*Problems*
A. Check each statement against the article on WWE's new co-CEOs, answering yes or no and quoting the words from the article that settle it: (i) Business Insider's list names 24 executives shaping sports media. (ii) Nick Khan serves as Chairman of WWE. (iii) Khan doubled WWE's rights fees with its TV partners.
B. Carry on the article about WWE's new co-CEOs from the point where it stops.

*Extract provided*
· · · ·

Stephanie McMahon and Nick Khan have been named top sports media leaders by Business Insider.
The two names became co-CEOs of WWE after Vince McMahon announced his retirement on July 22, following ‘hush pact’ allegations.
In addition to their CEO roles, Stephanie McMahon acts as Chairwoman, and Nick Khan acts as the President of the company.
Business Insider has shared a list of 24 executives shaping sports media, with Stephanie and Nick mentioned on the list.
Referencing Vince McMahon’s departure, the article noted the following about the WWE co-CEOs:
It’s been quite a rollercoaster for Stephanie McMahon, who took a break from her role leading WWE brand relationships right in the middle of this year’s upfronts week. A few short weeks later, she emerged in the center of the ring.
McMahon won her promotion to co-CEO after her father, Vince McMahon, stepped down in the wake of a WSJ report that he had paid women hush money to suppress alleged affairs. Famed for creating compelling storylines around wrestlers like Roman Reigns, WWE saw its own strange succession narrative play out similarly in the business pages.
McMahon and co-CEO Nick Khan, the former co-head of TV at CAA, are set to build on WWE’s past successes by extending the wrestling franchise in fresh directions. Khan tripled WWE’s rights fees with TV partners that include Fox, USA, and Peacock. Coming up soon are a fresh set of media-rights renewals and potential new digital partners.
Rumors of a sale, however, are never far from the headlines.

· · · ·

Element location data
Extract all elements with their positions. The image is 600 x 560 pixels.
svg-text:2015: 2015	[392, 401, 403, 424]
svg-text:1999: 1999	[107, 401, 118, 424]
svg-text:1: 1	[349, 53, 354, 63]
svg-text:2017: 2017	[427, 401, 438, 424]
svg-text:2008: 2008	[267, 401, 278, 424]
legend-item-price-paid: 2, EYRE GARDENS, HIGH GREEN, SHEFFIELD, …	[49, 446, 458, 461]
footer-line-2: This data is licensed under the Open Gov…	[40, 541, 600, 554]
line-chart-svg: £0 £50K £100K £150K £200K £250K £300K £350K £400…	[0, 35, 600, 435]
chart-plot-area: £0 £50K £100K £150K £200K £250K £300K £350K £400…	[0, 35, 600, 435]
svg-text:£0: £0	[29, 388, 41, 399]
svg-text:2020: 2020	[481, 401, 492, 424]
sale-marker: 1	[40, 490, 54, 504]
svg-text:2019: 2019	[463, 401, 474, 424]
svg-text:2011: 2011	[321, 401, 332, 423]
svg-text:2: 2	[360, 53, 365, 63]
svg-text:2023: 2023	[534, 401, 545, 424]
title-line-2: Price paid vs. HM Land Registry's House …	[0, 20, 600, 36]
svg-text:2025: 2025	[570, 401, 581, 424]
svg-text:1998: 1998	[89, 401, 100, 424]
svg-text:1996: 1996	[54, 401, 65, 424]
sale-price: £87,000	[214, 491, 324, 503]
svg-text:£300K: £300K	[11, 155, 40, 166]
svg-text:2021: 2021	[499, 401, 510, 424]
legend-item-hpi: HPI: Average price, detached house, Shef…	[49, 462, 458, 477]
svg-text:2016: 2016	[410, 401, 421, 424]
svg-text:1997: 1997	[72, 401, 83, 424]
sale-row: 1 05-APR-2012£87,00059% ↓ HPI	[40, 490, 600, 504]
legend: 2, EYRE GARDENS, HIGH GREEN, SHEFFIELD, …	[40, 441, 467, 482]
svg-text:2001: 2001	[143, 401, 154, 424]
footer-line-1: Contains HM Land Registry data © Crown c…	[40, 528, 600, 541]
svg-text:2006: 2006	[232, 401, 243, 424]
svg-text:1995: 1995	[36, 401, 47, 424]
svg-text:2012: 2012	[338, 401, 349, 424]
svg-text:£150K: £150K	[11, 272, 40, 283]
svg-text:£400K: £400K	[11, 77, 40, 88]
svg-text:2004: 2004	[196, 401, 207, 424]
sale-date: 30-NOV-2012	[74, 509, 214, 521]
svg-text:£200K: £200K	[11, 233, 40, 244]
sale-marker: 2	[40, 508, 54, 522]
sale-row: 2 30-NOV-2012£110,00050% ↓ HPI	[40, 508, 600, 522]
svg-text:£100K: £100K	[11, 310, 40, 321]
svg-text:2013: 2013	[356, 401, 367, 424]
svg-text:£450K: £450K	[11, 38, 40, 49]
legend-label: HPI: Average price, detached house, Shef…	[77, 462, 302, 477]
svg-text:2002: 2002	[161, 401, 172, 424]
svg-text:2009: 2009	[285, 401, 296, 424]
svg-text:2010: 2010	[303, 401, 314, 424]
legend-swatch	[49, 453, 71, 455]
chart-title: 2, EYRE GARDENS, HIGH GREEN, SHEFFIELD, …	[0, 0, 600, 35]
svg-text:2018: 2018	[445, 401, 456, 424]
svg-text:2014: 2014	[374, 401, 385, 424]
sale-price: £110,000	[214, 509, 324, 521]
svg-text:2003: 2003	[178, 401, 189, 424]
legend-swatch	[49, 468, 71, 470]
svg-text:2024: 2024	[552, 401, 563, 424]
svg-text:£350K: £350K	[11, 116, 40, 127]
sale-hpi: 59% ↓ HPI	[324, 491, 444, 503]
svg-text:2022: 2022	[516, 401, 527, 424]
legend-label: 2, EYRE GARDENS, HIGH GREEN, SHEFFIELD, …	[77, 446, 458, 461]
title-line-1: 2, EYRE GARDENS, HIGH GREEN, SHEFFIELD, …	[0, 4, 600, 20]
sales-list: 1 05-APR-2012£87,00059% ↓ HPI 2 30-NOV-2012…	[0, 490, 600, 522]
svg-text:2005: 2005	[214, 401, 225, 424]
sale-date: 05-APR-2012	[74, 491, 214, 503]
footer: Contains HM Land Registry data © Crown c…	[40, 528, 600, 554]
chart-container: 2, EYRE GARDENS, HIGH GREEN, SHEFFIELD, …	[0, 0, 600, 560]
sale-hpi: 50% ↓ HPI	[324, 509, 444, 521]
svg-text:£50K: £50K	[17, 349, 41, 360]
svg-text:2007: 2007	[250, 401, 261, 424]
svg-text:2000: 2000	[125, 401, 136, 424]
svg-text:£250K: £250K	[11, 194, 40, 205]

· · · ·

*Answers for this exercise*
A.
(i) Yes: "Business Insider has shared a list of 24 executives shaping sports media"
(ii) No: "Nick Khan acts as the President of the company"
(iii) No: "Khan tripled WWE’s rights fees with TV partners that include Fox, USA, and Peacock"

B.
“Whether on broadcast or streaming, cable, or social, WWE programming is achieving market-leading viewership,” McMahon, WWE chairwoman and co-CEO, said on the company’s earnings call in August. “Our diversified distribution approach is capturing fans at multiple touch points.”
Khan also said on the call: “As the streaming landscape matures and sports becomes a core offering on all these services, we believe our product’s three-pronged ability to draw in viewers, retain viewers year-round, and amass large audiences that sponsors love week-to-week, puts WWE in a small group of premium properties for any media company.”
The public company turned in a good first half of 2022, and some analysts are bullish on the stock. Steven Cahall at Wells Fargo said in an August investor note that engagement on Peacock is growing and other premium events are delivering record viewership, while “Raw” viewership was flat and “SmackDown” did well versus the broader TV ecosystem.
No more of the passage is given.